#### Available data
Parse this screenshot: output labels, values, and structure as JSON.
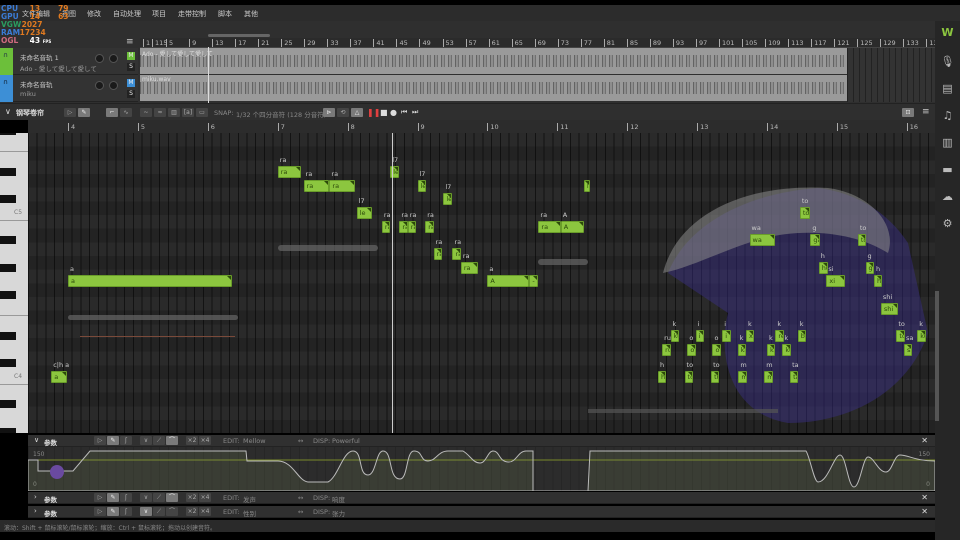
{
  "menu": [
    "文件",
    "编辑",
    "视图",
    "修改",
    "自动处理",
    "项目",
    "走带控制",
    "脚本",
    "其他"
  ],
  "stats": {
    "cpu_label": "CPU",
    "cpu": "13",
    "cpu_temp": "79",
    "gpu_label": "GPU",
    "gpu": "14",
    "gpu_temp": "63",
    "vram_label": "VGW",
    "vram": "2027",
    "ram_label": "RAM",
    "ram": "17234",
    "ogl_label": "OGL",
    "fps": "43",
    "fps_unit": "FPS"
  },
  "arrangement": {
    "ruler": [
      "1",
      "115",
      "5",
      "9",
      "13",
      "17",
      "21",
      "25",
      "29",
      "33",
      "37",
      "41",
      "45",
      "49",
      "53",
      "57",
      "61",
      "65",
      "69",
      "73",
      "77",
      "81",
      "85",
      "89",
      "93",
      "97",
      "101",
      "105",
      "109",
      "113",
      "117",
      "121",
      "125",
      "129",
      "133",
      "137"
    ],
    "tracks": [
      {
        "name": "未命名音轨 1",
        "sub": "Ado - 愛して愛して愛して",
        "clip": "Ado - 愛して愛して愛して",
        "color": "#6cbf3a",
        "mute": "M",
        "solo": "S"
      },
      {
        "name": "未命名音轨",
        "sub": "miku",
        "clip": "miku.wav",
        "color": "#3d8fd6",
        "mute": "M",
        "solo": "S"
      }
    ]
  },
  "piano_roll": {
    "title": "钢琴卷帘",
    "snap_label": "SNAP:",
    "snap_value": "1/32 个四分音符 (128 分音符)",
    "ruler": [
      "4",
      "5",
      "6",
      "7",
      "8",
      "9",
      "10",
      "11",
      "12",
      "13",
      "14",
      "15",
      "16"
    ],
    "key_labels": [
      "C5",
      "C4"
    ],
    "notes": [
      {
        "lyric": "a",
        "phoneme": "a",
        "bar": 4.0,
        "len": 2.34,
        "pitch": 67
      },
      {
        "lyric": "a",
        "phoneme": "c|h a",
        "bar": 3.76,
        "len": 0.23,
        "pitch": 60
      },
      {
        "lyric": "ra",
        "phoneme": "ra",
        "bar": 7.0,
        "len": 0.34,
        "pitch": 75
      },
      {
        "lyric": "ra",
        "phoneme": "ra",
        "bar": 7.37,
        "len": 0.37,
        "pitch": 74
      },
      {
        "lyric": "ra",
        "phoneme": "ra",
        "bar": 7.74,
        "len": 0.37,
        "pitch": 74
      },
      {
        "lyric": "le",
        "phoneme": "l7",
        "bar": 8.13,
        "len": 0.22,
        "pitch": 72
      },
      {
        "lyric": "ra",
        "phoneme": "ra",
        "bar": 8.49,
        "len": 0.12,
        "pitch": 71
      },
      {
        "lyric": "le",
        "phoneme": "l7",
        "bar": 8.61,
        "len": 0.12,
        "pitch": 75
      },
      {
        "lyric": "ra",
        "phoneme": "ra",
        "bar": 8.74,
        "len": 0.12,
        "pitch": 71
      },
      {
        "lyric": "ra",
        "phoneme": "ra",
        "bar": 8.86,
        "len": 0.12,
        "pitch": 71
      },
      {
        "lyric": "le",
        "phoneme": "l7",
        "bar": 9.0,
        "len": 0.12,
        "pitch": 74
      },
      {
        "lyric": "ra",
        "phoneme": "ra",
        "bar": 9.11,
        "len": 0.12,
        "pitch": 71
      },
      {
        "lyric": "ra",
        "phoneme": "ra",
        "bar": 9.23,
        "len": 0.12,
        "pitch": 69
      },
      {
        "lyric": "le",
        "phoneme": "l7",
        "bar": 9.37,
        "len": 0.12,
        "pitch": 73
      },
      {
        "lyric": "ra",
        "phoneme": "ra",
        "bar": 9.5,
        "len": 0.12,
        "pitch": 69
      },
      {
        "lyric": "ra",
        "phoneme": "ra",
        "bar": 9.62,
        "len": 0.24,
        "pitch": 68
      },
      {
        "lyric": "A",
        "phoneme": "a",
        "bar": 10.0,
        "len": 0.6,
        "pitch": 67
      },
      {
        "lyric": "-",
        "phoneme": "",
        "bar": 10.6,
        "len": 0.12,
        "pitch": 67
      },
      {
        "lyric": "ra",
        "phoneme": "ra",
        "bar": 10.73,
        "len": 0.32,
        "pitch": 71
      },
      {
        "lyric": "A",
        "phoneme": "A",
        "bar": 11.05,
        "len": 0.33,
        "pitch": 71
      },
      {
        "lyric": "l",
        "phoneme": "",
        "bar": 11.38,
        "len": 0.05,
        "pitch": 74
      },
      {
        "lyric": "hu",
        "phoneme": "h",
        "bar": 12.44,
        "len": 0.12,
        "pitch": 60
      },
      {
        "lyric": "ru",
        "phoneme": "ru",
        "bar": 12.5,
        "len": 0.12,
        "pitch": 62
      },
      {
        "lyric": "ku",
        "phoneme": "k",
        "bar": 12.62,
        "len": 0.12,
        "pitch": 63
      },
      {
        "lyric": "to",
        "phoneme": "to",
        "bar": 12.82,
        "len": 0.12,
        "pitch": 60
      },
      {
        "lyric": "o",
        "phoneme": "o",
        "bar": 12.86,
        "len": 0.12,
        "pitch": 62
      },
      {
        "lyric": "i",
        "phoneme": "i",
        "bar": 12.98,
        "len": 0.12,
        "pitch": 63
      },
      {
        "lyric": "to",
        "phoneme": "to",
        "bar": 13.2,
        "len": 0.12,
        "pitch": 60
      },
      {
        "lyric": "o",
        "phoneme": "o",
        "bar": 13.22,
        "len": 0.12,
        "pitch": 62
      },
      {
        "lyric": "i",
        "phoneme": "i",
        "bar": 13.36,
        "len": 0.12,
        "pitch": 63
      },
      {
        "lyric": "ka",
        "phoneme": "k",
        "bar": 13.58,
        "len": 0.12,
        "pitch": 62
      },
      {
        "lyric": "m",
        "phoneme": "m",
        "bar": 13.59,
        "len": 0.12,
        "pitch": 60
      },
      {
        "lyric": "xi",
        "phoneme": "k",
        "bar": 13.7,
        "len": 0.12,
        "pitch": 63
      },
      {
        "lyric": "wa",
        "phoneme": "wa",
        "bar": 13.75,
        "len": 0.36,
        "pitch": 70
      },
      {
        "lyric": "m",
        "phoneme": "m",
        "bar": 13.96,
        "len": 0.12,
        "pitch": 60
      },
      {
        "lyric": "ka",
        "phoneme": "k",
        "bar": 14.0,
        "len": 0.12,
        "pitch": 62
      },
      {
        "lyric": "re",
        "phoneme": "k",
        "bar": 14.12,
        "len": 0.12,
        "pitch": 63
      },
      {
        "lyric": "ku",
        "phoneme": "k",
        "bar": 14.22,
        "len": 0.12,
        "pitch": 62
      },
      {
        "lyric": "ta",
        "phoneme": "ta",
        "bar": 14.33,
        "len": 0.12,
        "pitch": 60
      },
      {
        "lyric": "bi",
        "phoneme": "k",
        "bar": 14.44,
        "len": 0.12,
        "pitch": 63
      },
      {
        "lyric": "to",
        "phoneme": "to",
        "bar": 14.47,
        "len": 0.14,
        "pitch": 72
      },
      {
        "lyric": "ga",
        "phoneme": "g",
        "bar": 14.62,
        "len": 0.14,
        "pitch": 70
      },
      {
        "lyric": "ho",
        "phoneme": "h",
        "bar": 14.74,
        "len": 0.13,
        "pitch": 68
      },
      {
        "lyric": "xi",
        "phoneme": "si",
        "bar": 14.85,
        "len": 0.26,
        "pitch": 67
      },
      {
        "lyric": "to",
        "phoneme": "to",
        "bar": 15.3,
        "len": 0.12,
        "pitch": 70
      },
      {
        "lyric": "ga",
        "phoneme": "g",
        "bar": 15.41,
        "len": 0.12,
        "pitch": 68
      },
      {
        "lyric": "ho",
        "phoneme": "h",
        "bar": 15.53,
        "len": 0.12,
        "pitch": 67
      },
      {
        "lyric": "shi",
        "phoneme": "shi",
        "bar": 15.63,
        "len": 0.24,
        "pitch": 65
      },
      {
        "lyric": "to",
        "phoneme": "to",
        "bar": 15.85,
        "len": 0.12,
        "pitch": 63
      },
      {
        "lyric": "sa",
        "phoneme": "sa",
        "bar": 15.96,
        "len": 0.12,
        "pitch": 62
      },
      {
        "lyric": "ko",
        "phoneme": "k",
        "bar": 16.15,
        "len": 0.12,
        "pitch": 63
      }
    ]
  },
  "params": {
    "main": {
      "title": "参数",
      "edit_label": "EDIT:",
      "edit": "Mellow",
      "disp_label": "DISP:",
      "disp": "Powerful",
      "max": "150",
      "min": "0",
      "x2": "×2",
      "x4": "×4"
    },
    "panel2": {
      "title": "参数",
      "edit_label": "EDIT:",
      "edit": "发声",
      "disp_label": "DISP:",
      "disp": "响度",
      "x2": "×2",
      "x4": "×4"
    },
    "panel3": {
      "title": "参数",
      "edit_label": "EDIT:",
      "edit": "性别",
      "disp_label": "DISP:",
      "disp": "张力",
      "x2": "×2",
      "x4": "×4"
    }
  },
  "status": "滚动：Shift + 鼠标滚轮/鼠标滚轮；缩放：Ctrl + 鼠标滚轮；拖动以创建音符。",
  "colors": {
    "note": "#8cc63f",
    "track1": "#6cbf3a",
    "track2": "#3d8fd6",
    "accent": "#e04040"
  }
}
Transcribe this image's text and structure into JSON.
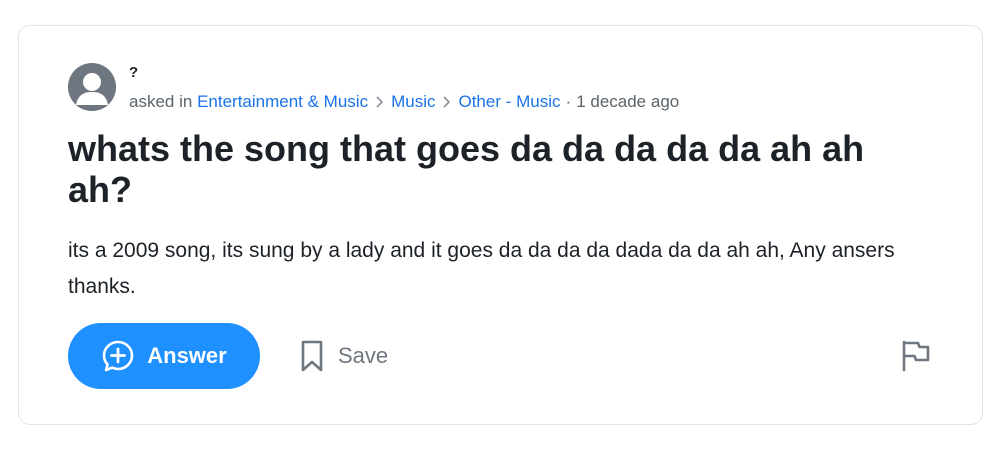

#### What you have to do
Go through the listing above and locate each line that holds the word "structure". Copy those lines.

#### Worked solution
Parse this screenshot: output labels, values, and structure as JSON.
Transcribe this image's text and structure into JSON.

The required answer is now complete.